Challenge → Go through the listing below and list every line with "data".

Provided records →
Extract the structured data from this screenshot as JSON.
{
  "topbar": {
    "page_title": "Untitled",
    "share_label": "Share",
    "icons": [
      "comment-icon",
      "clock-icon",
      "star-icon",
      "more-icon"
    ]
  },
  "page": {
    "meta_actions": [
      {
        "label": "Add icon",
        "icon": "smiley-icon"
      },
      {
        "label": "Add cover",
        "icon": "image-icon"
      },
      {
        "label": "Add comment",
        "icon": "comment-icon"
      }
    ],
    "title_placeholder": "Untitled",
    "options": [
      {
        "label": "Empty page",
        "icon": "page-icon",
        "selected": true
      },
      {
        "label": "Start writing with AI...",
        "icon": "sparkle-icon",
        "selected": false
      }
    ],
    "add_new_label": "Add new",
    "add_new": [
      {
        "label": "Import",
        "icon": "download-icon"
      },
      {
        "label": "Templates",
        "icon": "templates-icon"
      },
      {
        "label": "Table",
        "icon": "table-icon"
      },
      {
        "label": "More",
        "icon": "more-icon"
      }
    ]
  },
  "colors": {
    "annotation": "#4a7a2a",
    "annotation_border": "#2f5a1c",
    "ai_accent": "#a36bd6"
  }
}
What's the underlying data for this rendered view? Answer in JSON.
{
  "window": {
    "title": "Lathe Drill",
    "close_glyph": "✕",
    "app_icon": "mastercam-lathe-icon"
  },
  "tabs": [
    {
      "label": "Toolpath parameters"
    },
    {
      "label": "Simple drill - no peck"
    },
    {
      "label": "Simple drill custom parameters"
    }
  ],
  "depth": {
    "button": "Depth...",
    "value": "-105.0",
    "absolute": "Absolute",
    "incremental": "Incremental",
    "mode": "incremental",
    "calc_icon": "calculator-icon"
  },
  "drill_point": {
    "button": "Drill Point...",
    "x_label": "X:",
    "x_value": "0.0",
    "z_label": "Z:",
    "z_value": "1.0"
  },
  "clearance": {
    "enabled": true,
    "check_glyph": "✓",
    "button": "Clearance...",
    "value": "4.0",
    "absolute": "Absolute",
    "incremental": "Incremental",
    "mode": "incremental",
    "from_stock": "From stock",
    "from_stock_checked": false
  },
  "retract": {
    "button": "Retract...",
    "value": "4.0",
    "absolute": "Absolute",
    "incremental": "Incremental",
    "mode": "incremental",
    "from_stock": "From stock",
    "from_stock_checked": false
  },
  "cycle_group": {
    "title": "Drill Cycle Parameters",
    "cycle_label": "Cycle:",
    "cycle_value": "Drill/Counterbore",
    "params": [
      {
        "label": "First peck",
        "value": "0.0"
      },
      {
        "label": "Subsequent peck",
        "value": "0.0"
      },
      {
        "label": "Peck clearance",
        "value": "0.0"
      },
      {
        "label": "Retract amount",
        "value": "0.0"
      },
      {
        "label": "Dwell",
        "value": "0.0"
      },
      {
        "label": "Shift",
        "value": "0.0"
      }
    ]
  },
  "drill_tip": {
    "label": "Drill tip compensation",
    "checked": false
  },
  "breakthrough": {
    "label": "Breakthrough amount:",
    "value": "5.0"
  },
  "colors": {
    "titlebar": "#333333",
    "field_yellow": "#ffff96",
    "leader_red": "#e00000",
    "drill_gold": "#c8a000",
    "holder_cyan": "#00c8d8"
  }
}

Task answer →
Extract the structured data from this screenshot as JSON.
What's the underlying data for this rendered view? Answer in JSON.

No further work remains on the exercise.